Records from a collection

__________

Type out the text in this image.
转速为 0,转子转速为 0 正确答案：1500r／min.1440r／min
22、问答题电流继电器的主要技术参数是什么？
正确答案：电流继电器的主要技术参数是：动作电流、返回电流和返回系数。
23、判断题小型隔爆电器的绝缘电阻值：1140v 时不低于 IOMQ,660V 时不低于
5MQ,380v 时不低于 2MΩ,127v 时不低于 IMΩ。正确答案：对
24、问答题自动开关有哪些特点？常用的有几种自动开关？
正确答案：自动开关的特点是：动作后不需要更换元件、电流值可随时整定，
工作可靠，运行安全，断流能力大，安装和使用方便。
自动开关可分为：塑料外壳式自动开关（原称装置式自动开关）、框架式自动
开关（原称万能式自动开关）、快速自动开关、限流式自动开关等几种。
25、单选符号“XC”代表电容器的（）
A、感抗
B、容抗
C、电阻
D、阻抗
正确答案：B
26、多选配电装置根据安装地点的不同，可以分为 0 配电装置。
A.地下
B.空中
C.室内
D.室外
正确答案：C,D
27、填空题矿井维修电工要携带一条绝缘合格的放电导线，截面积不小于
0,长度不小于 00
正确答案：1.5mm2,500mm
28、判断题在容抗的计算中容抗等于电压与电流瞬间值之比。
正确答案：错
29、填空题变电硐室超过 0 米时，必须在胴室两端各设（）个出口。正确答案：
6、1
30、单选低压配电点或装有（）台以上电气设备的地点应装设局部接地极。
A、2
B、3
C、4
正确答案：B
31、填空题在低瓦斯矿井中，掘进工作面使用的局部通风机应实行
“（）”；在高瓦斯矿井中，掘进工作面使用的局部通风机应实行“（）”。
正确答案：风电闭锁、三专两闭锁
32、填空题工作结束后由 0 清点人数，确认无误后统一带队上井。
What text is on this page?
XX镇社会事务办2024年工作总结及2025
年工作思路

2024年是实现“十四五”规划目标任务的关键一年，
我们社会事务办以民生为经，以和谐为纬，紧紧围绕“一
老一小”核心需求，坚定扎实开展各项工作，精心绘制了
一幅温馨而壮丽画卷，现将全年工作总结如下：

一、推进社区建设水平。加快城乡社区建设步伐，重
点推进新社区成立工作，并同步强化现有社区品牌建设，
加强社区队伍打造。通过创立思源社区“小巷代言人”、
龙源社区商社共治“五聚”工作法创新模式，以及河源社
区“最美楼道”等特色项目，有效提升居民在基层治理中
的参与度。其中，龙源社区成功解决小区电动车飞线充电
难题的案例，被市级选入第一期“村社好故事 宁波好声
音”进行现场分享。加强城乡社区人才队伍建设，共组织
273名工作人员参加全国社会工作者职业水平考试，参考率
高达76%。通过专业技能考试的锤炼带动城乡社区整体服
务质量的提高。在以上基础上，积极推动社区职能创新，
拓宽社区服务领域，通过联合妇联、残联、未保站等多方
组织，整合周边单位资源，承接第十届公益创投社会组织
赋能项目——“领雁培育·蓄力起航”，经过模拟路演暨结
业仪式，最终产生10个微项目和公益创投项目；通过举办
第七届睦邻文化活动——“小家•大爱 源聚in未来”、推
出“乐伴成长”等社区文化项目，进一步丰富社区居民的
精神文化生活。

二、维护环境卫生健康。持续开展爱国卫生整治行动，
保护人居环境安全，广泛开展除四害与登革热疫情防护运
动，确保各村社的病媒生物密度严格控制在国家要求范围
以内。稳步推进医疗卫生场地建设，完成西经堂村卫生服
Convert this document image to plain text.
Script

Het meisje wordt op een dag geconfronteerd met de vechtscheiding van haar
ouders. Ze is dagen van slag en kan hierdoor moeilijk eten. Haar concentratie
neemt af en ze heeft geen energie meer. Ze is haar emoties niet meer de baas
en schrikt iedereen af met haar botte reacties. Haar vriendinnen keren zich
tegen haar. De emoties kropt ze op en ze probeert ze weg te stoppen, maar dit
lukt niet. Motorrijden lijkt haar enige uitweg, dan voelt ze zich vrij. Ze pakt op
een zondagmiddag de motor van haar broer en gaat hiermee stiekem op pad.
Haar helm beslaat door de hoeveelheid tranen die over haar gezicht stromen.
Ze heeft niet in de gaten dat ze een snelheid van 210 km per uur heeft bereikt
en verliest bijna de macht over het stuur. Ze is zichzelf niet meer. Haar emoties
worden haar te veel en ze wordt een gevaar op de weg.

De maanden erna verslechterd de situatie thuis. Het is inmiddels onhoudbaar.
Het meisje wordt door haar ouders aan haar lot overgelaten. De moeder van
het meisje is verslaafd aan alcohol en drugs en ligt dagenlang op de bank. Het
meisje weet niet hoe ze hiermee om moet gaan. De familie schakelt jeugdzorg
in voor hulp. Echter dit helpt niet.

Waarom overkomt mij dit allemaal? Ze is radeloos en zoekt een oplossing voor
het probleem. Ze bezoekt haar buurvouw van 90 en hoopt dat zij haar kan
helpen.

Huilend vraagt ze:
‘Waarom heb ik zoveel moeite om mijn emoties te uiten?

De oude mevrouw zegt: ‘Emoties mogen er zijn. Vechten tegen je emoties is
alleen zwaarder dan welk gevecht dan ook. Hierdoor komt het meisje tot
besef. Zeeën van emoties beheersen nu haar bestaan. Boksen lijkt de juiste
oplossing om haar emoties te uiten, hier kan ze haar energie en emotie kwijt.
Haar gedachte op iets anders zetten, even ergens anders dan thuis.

__________

• [Given exercise]: Sift through the entries and copy every line with "oplossing".

• [Answer]:
Waarom overkomt mij dit allemaal? Ze is radeloos en zoekt een oplossing voor
oplossing om haar emoties te uiten, hier kan ze haar energie en emotie kwijt.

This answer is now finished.